Lines containing the word "Vitamin" are to be located and copied.

[Records from a data source]
____

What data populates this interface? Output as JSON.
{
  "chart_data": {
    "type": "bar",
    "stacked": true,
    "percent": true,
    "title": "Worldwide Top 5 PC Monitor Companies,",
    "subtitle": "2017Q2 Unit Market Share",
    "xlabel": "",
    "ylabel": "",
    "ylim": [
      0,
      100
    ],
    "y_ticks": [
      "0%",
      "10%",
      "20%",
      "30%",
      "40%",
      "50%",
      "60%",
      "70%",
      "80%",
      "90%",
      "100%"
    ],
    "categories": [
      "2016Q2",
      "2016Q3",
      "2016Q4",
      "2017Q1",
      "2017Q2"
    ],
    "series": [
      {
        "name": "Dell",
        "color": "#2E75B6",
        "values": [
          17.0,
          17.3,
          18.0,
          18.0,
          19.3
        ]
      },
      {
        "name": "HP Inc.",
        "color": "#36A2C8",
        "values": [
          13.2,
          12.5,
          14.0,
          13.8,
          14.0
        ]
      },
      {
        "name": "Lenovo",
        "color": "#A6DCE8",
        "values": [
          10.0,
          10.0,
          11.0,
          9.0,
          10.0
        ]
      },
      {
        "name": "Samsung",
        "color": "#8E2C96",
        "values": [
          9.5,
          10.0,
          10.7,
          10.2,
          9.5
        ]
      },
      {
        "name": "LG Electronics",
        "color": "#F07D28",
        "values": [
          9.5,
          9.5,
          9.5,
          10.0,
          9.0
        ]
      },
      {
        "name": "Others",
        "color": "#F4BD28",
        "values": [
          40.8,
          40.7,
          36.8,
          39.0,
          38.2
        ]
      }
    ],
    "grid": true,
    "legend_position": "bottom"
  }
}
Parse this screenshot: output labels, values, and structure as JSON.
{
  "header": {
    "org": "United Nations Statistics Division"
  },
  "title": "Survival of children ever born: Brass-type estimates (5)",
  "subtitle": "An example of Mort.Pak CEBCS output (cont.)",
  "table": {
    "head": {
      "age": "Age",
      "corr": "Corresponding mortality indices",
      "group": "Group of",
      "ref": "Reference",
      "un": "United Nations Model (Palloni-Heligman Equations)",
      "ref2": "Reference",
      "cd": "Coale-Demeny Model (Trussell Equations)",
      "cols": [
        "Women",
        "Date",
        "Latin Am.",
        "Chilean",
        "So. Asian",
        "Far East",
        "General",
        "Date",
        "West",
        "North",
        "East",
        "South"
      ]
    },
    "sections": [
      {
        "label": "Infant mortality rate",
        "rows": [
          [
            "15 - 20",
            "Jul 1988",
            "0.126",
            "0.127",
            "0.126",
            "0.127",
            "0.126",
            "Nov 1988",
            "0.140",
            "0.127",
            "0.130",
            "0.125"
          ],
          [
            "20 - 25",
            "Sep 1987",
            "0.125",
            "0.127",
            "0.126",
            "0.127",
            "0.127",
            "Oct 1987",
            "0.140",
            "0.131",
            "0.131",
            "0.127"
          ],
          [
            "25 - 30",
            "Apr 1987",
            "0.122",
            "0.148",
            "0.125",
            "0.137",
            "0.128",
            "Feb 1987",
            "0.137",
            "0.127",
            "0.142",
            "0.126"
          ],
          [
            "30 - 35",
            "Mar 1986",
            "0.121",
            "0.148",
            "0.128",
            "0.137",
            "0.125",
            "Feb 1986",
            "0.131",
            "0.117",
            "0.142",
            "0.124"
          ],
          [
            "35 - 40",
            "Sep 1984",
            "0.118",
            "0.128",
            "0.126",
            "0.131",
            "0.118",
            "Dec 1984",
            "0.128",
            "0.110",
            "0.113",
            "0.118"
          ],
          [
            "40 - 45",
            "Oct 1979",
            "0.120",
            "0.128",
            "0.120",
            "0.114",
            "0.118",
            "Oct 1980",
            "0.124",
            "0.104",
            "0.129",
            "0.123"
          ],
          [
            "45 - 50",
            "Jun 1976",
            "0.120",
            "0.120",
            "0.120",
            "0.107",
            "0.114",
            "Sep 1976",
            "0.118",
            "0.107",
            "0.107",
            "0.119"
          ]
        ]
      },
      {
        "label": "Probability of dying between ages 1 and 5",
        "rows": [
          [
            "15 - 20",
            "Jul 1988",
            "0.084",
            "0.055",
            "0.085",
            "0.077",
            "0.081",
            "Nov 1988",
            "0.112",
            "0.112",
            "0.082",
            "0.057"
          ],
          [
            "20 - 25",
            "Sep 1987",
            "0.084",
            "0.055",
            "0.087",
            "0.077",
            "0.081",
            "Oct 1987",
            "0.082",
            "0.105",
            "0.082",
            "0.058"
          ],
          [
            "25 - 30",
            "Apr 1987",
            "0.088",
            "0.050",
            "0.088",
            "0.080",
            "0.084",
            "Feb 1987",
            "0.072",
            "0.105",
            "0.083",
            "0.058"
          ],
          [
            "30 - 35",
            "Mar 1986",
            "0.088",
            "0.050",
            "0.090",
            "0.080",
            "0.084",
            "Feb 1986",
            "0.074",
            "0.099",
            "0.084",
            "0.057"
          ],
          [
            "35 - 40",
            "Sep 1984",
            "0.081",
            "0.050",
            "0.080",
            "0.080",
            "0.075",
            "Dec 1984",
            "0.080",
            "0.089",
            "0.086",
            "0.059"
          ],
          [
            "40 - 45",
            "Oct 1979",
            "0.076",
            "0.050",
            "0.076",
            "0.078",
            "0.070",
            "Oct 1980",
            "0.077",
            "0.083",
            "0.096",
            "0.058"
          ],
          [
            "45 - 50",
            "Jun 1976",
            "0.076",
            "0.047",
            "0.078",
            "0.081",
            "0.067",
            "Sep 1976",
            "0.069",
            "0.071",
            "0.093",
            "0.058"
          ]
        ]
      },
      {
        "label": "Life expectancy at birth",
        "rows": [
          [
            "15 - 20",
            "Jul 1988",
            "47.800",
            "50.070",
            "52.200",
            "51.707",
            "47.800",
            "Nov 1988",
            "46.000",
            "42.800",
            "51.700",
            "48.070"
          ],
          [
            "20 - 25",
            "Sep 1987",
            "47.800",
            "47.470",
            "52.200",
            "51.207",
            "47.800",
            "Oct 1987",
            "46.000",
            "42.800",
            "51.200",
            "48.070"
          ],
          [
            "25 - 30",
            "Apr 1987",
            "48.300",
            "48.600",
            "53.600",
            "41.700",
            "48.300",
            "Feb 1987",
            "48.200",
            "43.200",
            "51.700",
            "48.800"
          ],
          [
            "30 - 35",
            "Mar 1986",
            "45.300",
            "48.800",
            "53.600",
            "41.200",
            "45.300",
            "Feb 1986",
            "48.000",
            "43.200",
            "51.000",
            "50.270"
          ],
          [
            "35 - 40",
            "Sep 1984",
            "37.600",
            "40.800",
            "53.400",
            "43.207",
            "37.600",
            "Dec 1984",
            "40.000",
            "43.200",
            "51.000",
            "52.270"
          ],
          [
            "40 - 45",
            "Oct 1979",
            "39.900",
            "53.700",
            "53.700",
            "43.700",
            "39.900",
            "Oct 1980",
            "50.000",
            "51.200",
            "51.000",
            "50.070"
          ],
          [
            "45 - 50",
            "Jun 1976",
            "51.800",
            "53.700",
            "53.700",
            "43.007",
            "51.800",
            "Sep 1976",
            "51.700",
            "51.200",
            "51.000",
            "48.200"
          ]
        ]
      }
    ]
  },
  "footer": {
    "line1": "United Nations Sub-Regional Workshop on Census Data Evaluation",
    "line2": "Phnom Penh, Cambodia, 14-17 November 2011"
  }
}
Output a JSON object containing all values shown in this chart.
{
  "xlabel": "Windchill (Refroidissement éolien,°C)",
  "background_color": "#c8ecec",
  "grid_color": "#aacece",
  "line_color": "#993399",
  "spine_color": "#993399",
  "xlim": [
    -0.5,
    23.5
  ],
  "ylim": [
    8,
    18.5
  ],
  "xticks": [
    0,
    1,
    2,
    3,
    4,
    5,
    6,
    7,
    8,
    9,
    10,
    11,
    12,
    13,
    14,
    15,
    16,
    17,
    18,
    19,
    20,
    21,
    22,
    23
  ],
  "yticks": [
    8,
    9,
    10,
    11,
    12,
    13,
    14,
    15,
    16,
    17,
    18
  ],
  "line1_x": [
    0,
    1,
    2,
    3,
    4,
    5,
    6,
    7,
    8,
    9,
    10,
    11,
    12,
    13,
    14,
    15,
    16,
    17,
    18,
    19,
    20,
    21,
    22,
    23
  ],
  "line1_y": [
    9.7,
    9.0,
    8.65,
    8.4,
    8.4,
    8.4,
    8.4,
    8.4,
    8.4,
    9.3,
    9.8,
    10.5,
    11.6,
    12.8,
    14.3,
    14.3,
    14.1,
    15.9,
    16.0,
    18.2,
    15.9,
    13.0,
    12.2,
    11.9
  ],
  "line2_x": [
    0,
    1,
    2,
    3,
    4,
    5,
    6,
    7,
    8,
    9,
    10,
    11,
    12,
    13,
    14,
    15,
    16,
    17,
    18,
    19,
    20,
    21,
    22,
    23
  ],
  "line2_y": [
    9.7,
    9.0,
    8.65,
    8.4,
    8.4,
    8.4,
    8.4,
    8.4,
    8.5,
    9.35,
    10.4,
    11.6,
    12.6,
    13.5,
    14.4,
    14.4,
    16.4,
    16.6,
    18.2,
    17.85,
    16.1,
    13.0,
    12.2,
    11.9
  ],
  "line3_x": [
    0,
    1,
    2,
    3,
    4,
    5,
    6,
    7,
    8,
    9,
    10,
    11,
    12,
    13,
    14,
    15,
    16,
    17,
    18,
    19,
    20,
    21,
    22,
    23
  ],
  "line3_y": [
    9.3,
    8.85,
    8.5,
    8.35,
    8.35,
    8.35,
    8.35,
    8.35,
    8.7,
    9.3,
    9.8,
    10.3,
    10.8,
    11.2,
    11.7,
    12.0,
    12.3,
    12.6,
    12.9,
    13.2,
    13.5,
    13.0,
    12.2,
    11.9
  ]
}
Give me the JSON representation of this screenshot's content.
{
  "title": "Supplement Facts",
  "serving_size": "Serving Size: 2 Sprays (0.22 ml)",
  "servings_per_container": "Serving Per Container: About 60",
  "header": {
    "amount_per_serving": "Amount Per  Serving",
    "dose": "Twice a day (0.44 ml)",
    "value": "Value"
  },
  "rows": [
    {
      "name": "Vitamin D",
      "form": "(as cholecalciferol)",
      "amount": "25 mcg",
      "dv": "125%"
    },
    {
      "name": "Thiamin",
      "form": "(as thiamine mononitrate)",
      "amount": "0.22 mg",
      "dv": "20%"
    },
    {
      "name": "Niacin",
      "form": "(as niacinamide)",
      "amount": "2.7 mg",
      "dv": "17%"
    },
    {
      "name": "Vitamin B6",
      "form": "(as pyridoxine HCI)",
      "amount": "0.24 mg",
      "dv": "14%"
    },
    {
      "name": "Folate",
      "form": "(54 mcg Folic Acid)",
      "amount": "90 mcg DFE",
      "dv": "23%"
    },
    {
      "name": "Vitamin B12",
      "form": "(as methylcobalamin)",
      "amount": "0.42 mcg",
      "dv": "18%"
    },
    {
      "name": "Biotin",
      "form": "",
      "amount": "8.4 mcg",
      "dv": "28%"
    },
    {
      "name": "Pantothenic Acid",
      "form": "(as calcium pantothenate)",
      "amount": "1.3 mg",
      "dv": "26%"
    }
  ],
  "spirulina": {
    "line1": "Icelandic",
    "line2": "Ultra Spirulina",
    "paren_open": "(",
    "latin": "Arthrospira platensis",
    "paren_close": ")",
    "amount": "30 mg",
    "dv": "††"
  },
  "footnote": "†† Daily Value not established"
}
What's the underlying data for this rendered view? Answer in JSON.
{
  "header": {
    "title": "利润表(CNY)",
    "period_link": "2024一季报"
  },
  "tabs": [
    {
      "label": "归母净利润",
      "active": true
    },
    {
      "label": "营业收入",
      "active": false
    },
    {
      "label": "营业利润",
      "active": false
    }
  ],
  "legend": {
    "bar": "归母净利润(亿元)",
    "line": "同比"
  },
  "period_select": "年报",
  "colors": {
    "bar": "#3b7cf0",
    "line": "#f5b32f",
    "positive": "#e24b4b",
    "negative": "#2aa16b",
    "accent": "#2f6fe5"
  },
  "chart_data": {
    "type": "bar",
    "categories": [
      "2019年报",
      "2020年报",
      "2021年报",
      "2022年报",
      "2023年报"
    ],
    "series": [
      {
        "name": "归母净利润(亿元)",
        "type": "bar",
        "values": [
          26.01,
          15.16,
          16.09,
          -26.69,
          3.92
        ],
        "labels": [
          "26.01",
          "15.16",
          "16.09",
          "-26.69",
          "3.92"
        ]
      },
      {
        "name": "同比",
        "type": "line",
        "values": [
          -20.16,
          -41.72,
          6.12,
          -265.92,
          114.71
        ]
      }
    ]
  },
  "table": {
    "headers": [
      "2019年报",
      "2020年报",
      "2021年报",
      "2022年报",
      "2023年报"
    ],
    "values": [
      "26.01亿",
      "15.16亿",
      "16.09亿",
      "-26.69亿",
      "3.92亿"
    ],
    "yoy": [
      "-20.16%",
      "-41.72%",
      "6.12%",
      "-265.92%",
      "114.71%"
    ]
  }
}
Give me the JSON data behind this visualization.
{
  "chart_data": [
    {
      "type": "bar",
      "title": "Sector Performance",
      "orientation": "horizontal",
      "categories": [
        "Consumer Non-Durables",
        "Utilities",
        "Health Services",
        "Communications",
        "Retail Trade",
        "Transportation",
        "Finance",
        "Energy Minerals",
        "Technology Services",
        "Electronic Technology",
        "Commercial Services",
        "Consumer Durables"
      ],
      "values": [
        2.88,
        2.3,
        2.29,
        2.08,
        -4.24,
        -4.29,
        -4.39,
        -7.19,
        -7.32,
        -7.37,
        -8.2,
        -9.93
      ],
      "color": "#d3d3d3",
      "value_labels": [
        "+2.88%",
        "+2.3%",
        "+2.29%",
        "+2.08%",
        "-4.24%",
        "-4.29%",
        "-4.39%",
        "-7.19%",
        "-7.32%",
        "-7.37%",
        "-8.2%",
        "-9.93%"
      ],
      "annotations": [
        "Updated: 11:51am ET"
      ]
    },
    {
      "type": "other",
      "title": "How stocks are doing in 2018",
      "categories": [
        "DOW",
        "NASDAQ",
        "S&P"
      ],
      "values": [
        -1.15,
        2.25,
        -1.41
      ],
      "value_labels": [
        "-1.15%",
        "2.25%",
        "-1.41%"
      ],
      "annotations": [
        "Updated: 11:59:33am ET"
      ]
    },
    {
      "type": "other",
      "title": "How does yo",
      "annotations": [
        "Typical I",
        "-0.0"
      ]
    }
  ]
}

____

• [Task output]
      "name": "Vitamin D",
      "name": "Vitamin B6",
      "name": "Vitamin B12",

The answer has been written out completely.